[PROVIDED ENTRIES]
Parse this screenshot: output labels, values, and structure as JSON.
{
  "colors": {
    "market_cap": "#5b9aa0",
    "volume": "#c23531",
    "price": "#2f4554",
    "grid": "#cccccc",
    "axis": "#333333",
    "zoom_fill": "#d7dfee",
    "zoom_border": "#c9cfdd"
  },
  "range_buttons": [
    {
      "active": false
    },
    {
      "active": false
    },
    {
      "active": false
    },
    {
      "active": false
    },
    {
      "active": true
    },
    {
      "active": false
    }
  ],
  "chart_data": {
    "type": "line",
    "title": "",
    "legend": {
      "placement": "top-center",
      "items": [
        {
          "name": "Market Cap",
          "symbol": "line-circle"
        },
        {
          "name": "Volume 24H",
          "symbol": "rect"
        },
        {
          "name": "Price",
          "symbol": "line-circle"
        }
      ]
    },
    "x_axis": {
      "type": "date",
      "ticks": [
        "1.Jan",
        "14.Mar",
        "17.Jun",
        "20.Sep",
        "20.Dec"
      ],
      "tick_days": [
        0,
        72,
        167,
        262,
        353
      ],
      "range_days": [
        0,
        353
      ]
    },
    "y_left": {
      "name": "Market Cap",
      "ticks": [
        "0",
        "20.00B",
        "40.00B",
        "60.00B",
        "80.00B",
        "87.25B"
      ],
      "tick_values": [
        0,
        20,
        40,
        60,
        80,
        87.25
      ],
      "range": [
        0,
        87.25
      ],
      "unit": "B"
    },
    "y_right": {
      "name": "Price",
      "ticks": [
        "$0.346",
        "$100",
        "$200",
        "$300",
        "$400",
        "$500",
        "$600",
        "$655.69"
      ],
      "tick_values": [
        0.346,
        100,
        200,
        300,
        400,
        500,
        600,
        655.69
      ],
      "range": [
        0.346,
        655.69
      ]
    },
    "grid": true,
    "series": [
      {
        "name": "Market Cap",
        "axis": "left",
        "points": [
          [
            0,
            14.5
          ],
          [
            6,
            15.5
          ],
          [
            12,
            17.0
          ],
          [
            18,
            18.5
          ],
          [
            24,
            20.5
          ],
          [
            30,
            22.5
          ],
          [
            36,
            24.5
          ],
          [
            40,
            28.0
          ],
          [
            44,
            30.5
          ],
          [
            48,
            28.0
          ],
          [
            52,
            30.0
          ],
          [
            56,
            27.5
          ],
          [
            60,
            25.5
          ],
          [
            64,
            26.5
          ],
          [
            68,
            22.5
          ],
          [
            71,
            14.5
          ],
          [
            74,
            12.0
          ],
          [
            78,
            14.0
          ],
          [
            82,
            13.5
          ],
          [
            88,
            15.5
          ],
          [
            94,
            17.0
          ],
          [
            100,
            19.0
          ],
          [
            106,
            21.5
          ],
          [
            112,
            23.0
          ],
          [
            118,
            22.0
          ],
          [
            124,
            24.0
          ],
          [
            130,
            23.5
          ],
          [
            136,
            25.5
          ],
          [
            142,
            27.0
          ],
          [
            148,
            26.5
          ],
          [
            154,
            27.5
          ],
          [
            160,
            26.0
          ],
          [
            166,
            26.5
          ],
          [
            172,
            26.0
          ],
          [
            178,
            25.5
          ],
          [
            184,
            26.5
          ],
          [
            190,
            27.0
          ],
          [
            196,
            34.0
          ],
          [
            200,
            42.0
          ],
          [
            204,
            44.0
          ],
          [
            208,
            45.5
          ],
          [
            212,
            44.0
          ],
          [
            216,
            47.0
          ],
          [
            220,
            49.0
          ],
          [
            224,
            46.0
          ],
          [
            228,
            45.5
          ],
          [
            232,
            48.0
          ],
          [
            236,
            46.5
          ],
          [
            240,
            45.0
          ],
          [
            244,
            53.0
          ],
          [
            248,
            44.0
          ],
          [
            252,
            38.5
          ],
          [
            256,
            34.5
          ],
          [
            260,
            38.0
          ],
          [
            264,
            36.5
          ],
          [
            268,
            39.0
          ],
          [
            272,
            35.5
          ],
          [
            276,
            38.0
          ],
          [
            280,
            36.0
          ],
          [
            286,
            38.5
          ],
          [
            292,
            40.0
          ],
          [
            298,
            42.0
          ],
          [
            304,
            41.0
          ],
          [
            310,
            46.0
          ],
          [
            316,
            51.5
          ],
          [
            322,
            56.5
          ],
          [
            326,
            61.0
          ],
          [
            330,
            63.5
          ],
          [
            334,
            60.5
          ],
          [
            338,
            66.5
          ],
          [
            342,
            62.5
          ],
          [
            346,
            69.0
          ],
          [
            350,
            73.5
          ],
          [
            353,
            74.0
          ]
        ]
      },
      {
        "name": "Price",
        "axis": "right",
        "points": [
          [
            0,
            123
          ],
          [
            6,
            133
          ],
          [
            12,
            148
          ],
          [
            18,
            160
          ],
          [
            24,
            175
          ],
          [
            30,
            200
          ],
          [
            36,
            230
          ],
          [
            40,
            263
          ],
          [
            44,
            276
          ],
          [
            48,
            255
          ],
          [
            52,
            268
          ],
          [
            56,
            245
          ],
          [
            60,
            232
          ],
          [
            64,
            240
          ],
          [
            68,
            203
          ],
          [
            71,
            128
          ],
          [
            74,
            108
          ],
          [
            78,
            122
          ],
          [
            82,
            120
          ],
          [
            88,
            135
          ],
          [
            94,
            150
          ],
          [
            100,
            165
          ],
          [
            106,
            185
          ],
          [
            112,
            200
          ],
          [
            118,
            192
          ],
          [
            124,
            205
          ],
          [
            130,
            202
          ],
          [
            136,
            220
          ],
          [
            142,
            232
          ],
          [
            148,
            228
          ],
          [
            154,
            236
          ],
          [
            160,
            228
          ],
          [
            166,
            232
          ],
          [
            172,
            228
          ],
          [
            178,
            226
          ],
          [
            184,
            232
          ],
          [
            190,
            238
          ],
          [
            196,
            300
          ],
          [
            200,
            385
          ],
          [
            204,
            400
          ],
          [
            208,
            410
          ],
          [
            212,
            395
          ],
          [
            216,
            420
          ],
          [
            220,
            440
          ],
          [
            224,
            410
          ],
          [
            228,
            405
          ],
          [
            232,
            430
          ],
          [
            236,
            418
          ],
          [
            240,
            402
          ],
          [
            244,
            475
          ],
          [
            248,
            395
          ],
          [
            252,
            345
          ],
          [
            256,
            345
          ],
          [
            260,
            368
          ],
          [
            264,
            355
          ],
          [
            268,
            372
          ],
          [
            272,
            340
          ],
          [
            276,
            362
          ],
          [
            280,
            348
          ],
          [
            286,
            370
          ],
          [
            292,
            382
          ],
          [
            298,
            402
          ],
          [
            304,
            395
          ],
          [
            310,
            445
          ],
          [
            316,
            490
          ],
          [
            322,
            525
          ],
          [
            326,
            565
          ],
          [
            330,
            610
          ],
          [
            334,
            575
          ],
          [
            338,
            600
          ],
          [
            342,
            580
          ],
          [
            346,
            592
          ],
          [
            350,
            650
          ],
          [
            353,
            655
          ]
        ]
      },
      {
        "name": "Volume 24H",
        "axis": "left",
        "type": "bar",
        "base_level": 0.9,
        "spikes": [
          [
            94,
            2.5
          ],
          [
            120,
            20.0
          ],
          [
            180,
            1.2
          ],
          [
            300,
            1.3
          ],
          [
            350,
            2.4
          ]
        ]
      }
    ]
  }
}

[GOAL]
Working from the material above, retype it in its entirety without change.

[TASK RESULT]
Parse this screenshot: output labels, values, and structure as JSON.
{
  "colors": {
    "market_cap": "#5b9aa0",
    "volume": "#c23531",
    "price": "#2f4554",
    "grid": "#cccccc",
    "axis": "#333333",
    "zoom_fill": "#d7dfee",
    "zoom_border": "#c9cfdd"
  },
  "range_buttons": [
    {
      "active": false
    },
    {
      "active": false
    },
    {
      "active": false
    },
    {
      "active": false
    },
    {
      "active": true
    },
    {
      "active": false
    }
  ],
  "chart_data": {
    "type": "line",
    "title": "",
    "legend": {
      "placement": "top-center",
      "items": [
        {
          "name": "Market Cap",
          "symbol": "line-circle"
        },
        {
          "name": "Volume 24H",
          "symbol": "rect"
        },
        {
          "name": "Price",
          "symbol": "line-circle"
        }
      ]
    },
    "x_axis": {
      "type": "date",
      "ticks": [
        "1.Jan",
        "14.Mar",
        "17.Jun",
        "20.Sep",
        "20.Dec"
      ],
      "tick_days": [
        0,
        72,
        167,
        262,
        353
      ],
      "range_days": [
        0,
        353
      ]
    },
    "y_left": {
      "name": "Market Cap",
      "ticks": [
        "0",
        "20.00B",
        "40.00B",
        "60.00B",
        "80.00B",
        "87.25B"
      ],
      "tick_values": [
        0,
        20,
        40,
        60,
        80,
        87.25
      ],
      "range": [
        0,
        87.25
      ],
      "unit": "B"
    },
    "y_right": {
      "name": "Price",
      "ticks": [
        "$0.346",
        "$100",
        "$200",
        "$300",
        "$400",
        "$500",
        "$600",
        "$655.69"
      ],
      "tick_values": [
        0.346,
        100,
        200,
        300,
        400,
        500,
        600,
        655.69
      ],
      "range": [
        0.346,
        655.69
      ]
    },
    "grid": true,
    "series": [
      {
        "name": "Market Cap",
        "axis": "left",
        "points": [
          [
            0,
            14.5
          ],
          [
            6,
            15.5
          ],
          [
            12,
            17.0
          ],
          [
            18,
            18.5
          ],
          [
            24,
            20.5
          ],
          [
            30,
            22.5
          ],
          [
            36,
            24.5
          ],
          [
            40,
            28.0
          ],
          [
            44,
            30.5
          ],
          [
            48,
            28.0
          ],
          [
            52,
            30.0
          ],
          [
            56,
            27.5
          ],
          [
            60,
            25.5
          ],
          [
            64,
            26.5
          ],
          [
            68,
            22.5
          ],
          [
            71,
            14.5
          ],
          [
            74,
            12.0
          ],
          [
            78,
            14.0
          ],
          [
            82,
            13.5
          ],
          [
            88,
            15.5
          ],
          [
            94,
            17.0
          ],
          [
            100,
            19.0
          ],
          [
            106,
            21.5
          ],
          [
            112,
            23.0
          ],
          [
            118,
            22.0
          ],
          [
            124,
            24.0
          ],
          [
            130,
            23.5
          ],
          [
            136,
            25.5
          ],
          [
            142,
            27.0
          ],
          [
            148,
            26.5
          ],
          [
            154,
            27.5
          ],
          [
            160,
            26.0
          ],
          [
            166,
            26.5
          ],
          [
            172,
            26.0
          ],
          [
            178,
            25.5
          ],
          [
            184,
            26.5
          ],
          [
            190,
            27.0
          ],
          [
            196,
            34.0
          ],
          [
            200,
            42.0
          ],
          [
            204,
            44.0
          ],
          [
            208,
            45.5
          ],
          [
            212,
            44.0
          ],
          [
            216,
            47.0
          ],
          [
            220,
            49.0
          ],
          [
            224,
            46.0
          ],
          [
            228,
            45.5
          ],
          [
            232,
            48.0
          ],
          [
            236,
            46.5
          ],
          [
            240,
            45.0
          ],
          [
            244,
            53.0
          ],
          [
            248,
            44.0
          ],
          [
            252,
            38.5
          ],
          [
            256,
            34.5
          ],
          [
            260,
            38.0
          ],
          [
            264,
            36.5
          ],
          [
            268,
            39.0
          ],
          [
            272,
            35.5
          ],
          [
            276,
            38.0
          ],
          [
            280,
            36.0
          ],
          [
            286,
            38.5
          ],
          [
            292,
            40.0
          ],
          [
            298,
            42.0
          ],
          [
            304,
            41.0
          ],
          [
            310,
            46.0
          ],
          [
            316,
            51.5
          ],
          [
            322,
            56.5
          ],
          [
            326,
            61.0
          ],
          [
            330,
            63.5
          ],
          [
            334,
            60.5
          ],
          [
            338,
            66.5
          ],
          [
            342,
            62.5
          ],
          [
            346,
            69.0
          ],
          [
            350,
            73.5
          ],
          [
            353,
            74.0
          ]
        ]
      },
      {
        "name": "Price",
        "axis": "right",
        "points": [
          [
            0,
            123
          ],
          [
            6,
            133
          ],
          [
            12,
            148
          ],
          [
            18,
            160
          ],
          [
            24,
            175
          ],
          [
            30,
            200
          ],
          [
            36,
            230
          ],
          [
            40,
            263
          ],
          [
            44,
            276
          ],
          [
            48,
            255
          ],
          [
            52,
            268
          ],
          [
            56,
            245
          ],
          [
            60,
            232
          ],
          [
            64,
            240
          ],
          [
            68,
            203
          ],
          [
            71,
            128
          ],
          [
            74,
            108
          ],
          [
            78,
            122
          ],
          [
            82,
            120
          ],
          [
            88,
            135
          ],
          [
            94,
            150
          ],
          [
            100,
            165
          ],
          [
            106,
            185
          ],
          [
            112,
            200
          ],
          [
            118,
            192
          ],
          [
            124,
            205
          ],
          [
            130,
            202
          ],
          [
            136,
            220
          ],
          [
            142,
            232
          ],
          [
            148,
            228
          ],
          [
            154,
            236
          ],
          [
            160,
            228
          ],
          [
            166,
            232
          ],
          [
            172,
            228
          ],
          [
            178,
            226
          ],
          [
            184,
            232
          ],
          [
            190,
            238
          ],
          [
            196,
            300
          ],
          [
            200,
            385
          ],
          [
            204,
            400
          ],
          [
            208,
            410
          ],
          [
            212,
            395
          ],
          [
            216,
            420
          ],
          [
            220,
            440
          ],
          [
            224,
            410
          ],
          [
            228,
            405
          ],
          [
            232,
            430
          ],
          [
            236,
            418
          ],
          [
            240,
            402
          ],
          [
            244,
            475
          ],
          [
            248,
            395
          ],
          [
            252,
            345
          ],
          [
            256,
            345
          ],
          [
            260,
            368
          ],
          [
            264,
            355
          ],
          [
            268,
            372
          ],
          [
            272,
            340
          ],
          [
            276,
            362
          ],
          [
            280,
            348
          ],
          [
            286,
            370
          ],
          [
            292,
            382
          ],
          [
            298,
            402
          ],
          [
            304,
            395
          ],
          [
            310,
            445
          ],
          [
            316,
            490
          ],
          [
            322,
            525
          ],
          [
            326,
            565
          ],
          [
            330,
            610
          ],
          [
            334,
            575
          ],
          [
            338,
            600
          ],
          [
            342,
            580
          ],
          [
            346,
            592
          ],
          [
            350,
            650
          ],
          [
            353,
            655
          ]
        ]
      },
      {
        "name": "Volume 24H",
        "axis": "left",
        "type": "bar",
        "base_level": 0.9,
        "spikes": [
          [
            94,
            2.5
          ],
          [
            120,
            20.0
          ],
          [
            180,
            1.2
          ],
          [
            300,
            1.3
          ],
          [
            350,
            2.4
          ]
        ]
      }
    ]
  }
}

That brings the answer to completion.